WHAT THE TASK REQUIRES
Produce a word-for-word copy of the listing below without its pictures.

RECORD EXCERPTS
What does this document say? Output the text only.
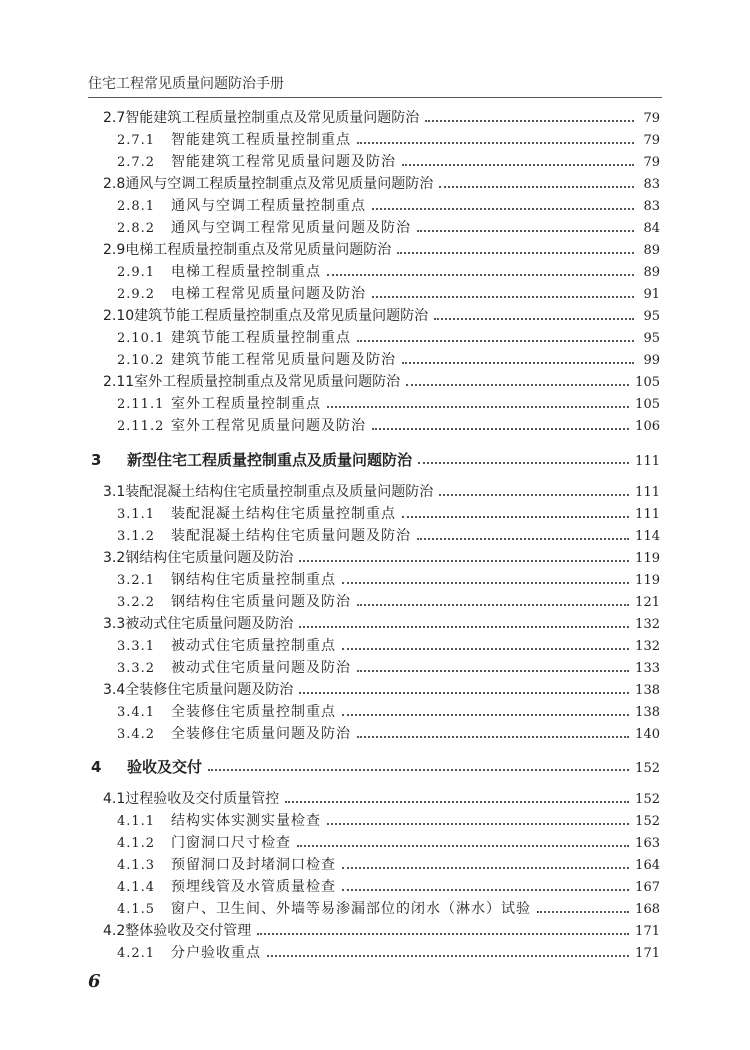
住宅工程常见质量问题防治手册
2.7 智能建筑工程质量控制重点及常见质量问题防治	79
2.7.1	智能建筑工程质量控制重点	79
2.7.2	智能建筑工程常见质量问题及防治	79
2.8 通风与空调工程质量控制重点及常见质量问题防治	83
2.8.1	通风与空调工程质量控制重点	83
2.8.2	通风与空调工程常见质量问题及防治	84
2.9 电梯工程质量控制重点及常见质量问题防治	89
2.9.1	电梯工程质量控制重点	89
2.9.2	电梯工程常见质量问题及防治	91
2.10 建筑节能工程质量控制重点及常见质量问题防治	95
2.10.1 建筑节能工程质量控制重点	95
2.10.2 建筑节能工程常见质量问题及防治	99
2.11 室外工程质量控制重点及常见质量问题防治	105
2.11.1 室外工程质量控制重点	105
2.11.2 室外工程常见质量问题及防治	106
3	新型住宅工程质量控制重点及质量问题防治	111
3.1 装配混凝土结构住宅质量控制重点及质量问题防治	111
3.1.1	装配混凝土结构住宅质量控制重点	111
3.1.2	装配混凝土结构住宅质量问题及防治	114
3.2 钢结构住宅质量问题及防治	119
3.2.1	钢结构住宅质量控制重点	119
3.2.2	钢结构住宅质量问题及防治	121
3.3 被动式住宅质量问题及防治	132
3.3.1	被动式住宅质量控制重点	132
3.3.2	被动式住宅质量问题及防治	133
3.4 全装修住宅质量问题及防治	138
3.4.1	全装修住宅质量控制重点	138
3.4.2	全装修住宅质量问题及防治	140
4	验收及交付	152
4.1 过程验收及交付质量管控	152
4.1.1	结构实体实测实量检查	152
4.1.2	门窗洞口尺寸检查	163
4.1.3	预留洞口及封堵洞口检查	164
4.1.4	预埋线管及水管质量检查	167
4.1.5	窗户、卫生间、外墙等易渗漏部位的闭水（淋水）试验	168
4.2 整体验收及交付管理	171
4.2.1	分户验收重点	171
6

FINISHED EXERCISE
What does this document say? Output the text only.
住宅工程常见质量问题防治手册
2.7 智能建筑工程质量控制重点及常见质量问题防治	79
2.7.1	智能建筑工程质量控制重点	79
2.7.2	智能建筑工程常见质量问题及防治	79
2.8 通风与空调工程质量控制重点及常见质量问题防治	83
2.8.1	通风与空调工程质量控制重点	83
2.8.2	通风与空调工程常见质量问题及防治	84
2.9 电梯工程质量控制重点及常见质量问题防治	89
2.9.1	电梯工程质量控制重点	89
2.9.2	电梯工程常见质量问题及防治	91
2.10 建筑节能工程质量控制重点及常见质量问题防治	95
2.10.1 建筑节能工程质量控制重点	95
2.10.2 建筑节能工程常见质量问题及防治	99
2.11 室外工程质量控制重点及常见质量问题防治	105
2.11.1 室外工程质量控制重点	105
2.11.2 室外工程常见质量问题及防治	106
3	新型住宅工程质量控制重点及质量问题防治	111
3.1 装配混凝土结构住宅质量控制重点及质量问题防治	111
3.1.1	装配混凝土结构住宅质量控制重点	111
3.1.2	装配混凝土结构住宅质量问题及防治	114
3.2 钢结构住宅质量问题及防治	119
3.2.1	钢结构住宅质量控制重点	119
3.2.2	钢结构住宅质量问题及防治	121
3.3 被动式住宅质量问题及防治	132
3.3.1	被动式住宅质量控制重点	132
3.3.2	被动式住宅质量问题及防治	133
3.4 全装修住宅质量问题及防治	138
3.4.1	全装修住宅质量控制重点	138
3.4.2	全装修住宅质量问题及防治	140
4	验收及交付	152
4.1 过程验收及交付质量管控	152
4.1.1	结构实体实测实量检查	152
4.1.2	门窗洞口尺寸检查	163
4.1.3	预留洞口及封堵洞口检查	164
4.1.4	预埋线管及水管质量检查	167
4.1.5	窗户、卫生间、外墙等易渗漏部位的闭水（淋水）试验	168
4.2 整体验收及交付管理	171
4.2.1	分户验收重点	171
6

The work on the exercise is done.